:: Data entries ::
━━━━━━

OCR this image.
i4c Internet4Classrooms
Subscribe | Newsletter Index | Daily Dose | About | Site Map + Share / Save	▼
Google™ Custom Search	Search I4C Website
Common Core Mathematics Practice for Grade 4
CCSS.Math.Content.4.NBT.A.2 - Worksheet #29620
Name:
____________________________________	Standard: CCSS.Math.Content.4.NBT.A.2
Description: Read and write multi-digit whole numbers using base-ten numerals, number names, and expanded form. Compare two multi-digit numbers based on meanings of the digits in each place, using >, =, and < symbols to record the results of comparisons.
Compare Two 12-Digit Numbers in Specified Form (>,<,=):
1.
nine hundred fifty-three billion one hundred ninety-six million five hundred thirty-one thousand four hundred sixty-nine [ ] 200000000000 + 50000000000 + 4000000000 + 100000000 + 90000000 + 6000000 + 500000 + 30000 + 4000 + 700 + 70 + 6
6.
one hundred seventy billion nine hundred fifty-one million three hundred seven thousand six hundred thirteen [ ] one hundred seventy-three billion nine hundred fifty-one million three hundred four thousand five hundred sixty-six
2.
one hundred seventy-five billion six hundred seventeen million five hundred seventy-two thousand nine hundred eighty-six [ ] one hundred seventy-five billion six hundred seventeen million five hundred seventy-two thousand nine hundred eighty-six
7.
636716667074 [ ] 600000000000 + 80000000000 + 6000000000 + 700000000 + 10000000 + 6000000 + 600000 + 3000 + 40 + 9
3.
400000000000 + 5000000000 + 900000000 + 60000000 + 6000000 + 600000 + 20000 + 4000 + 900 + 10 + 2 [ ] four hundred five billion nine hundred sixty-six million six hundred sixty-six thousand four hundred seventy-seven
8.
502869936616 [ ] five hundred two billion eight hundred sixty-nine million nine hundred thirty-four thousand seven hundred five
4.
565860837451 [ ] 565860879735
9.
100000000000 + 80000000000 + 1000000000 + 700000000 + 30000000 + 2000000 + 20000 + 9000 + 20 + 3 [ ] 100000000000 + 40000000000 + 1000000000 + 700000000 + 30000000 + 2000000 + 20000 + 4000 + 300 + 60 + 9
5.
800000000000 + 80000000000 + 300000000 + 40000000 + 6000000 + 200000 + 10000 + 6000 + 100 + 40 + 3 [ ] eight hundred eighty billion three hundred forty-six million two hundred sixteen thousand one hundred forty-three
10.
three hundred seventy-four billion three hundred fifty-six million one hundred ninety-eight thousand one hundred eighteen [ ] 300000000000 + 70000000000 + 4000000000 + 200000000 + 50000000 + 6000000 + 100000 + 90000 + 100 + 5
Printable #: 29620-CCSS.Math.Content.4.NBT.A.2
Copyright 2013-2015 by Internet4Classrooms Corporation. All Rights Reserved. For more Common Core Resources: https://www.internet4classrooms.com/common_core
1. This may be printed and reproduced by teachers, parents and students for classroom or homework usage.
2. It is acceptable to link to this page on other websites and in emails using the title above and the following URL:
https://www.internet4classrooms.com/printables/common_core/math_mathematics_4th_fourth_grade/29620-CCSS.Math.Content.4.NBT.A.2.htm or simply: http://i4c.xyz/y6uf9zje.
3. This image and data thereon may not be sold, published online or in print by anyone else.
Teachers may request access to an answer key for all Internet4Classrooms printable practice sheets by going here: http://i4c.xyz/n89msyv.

━━━━━━

:: Problem to work on ::
Look through the material above and pick out each line holding the word "https".

:: Reply ::
Copyright 2013-2015 by Internet4Classrooms Corporation. All Rights Reserved. For more Common Core Resources: https://www.internet4classrooms.com/common_core
https://www.internet4classrooms.com/printables/common_core/math_mathematics_4th_fourth_grade/29620-CCSS.Math.Content.4.NBT.A.2.htm or simply: http://i4c.xyz/y6uf9zje.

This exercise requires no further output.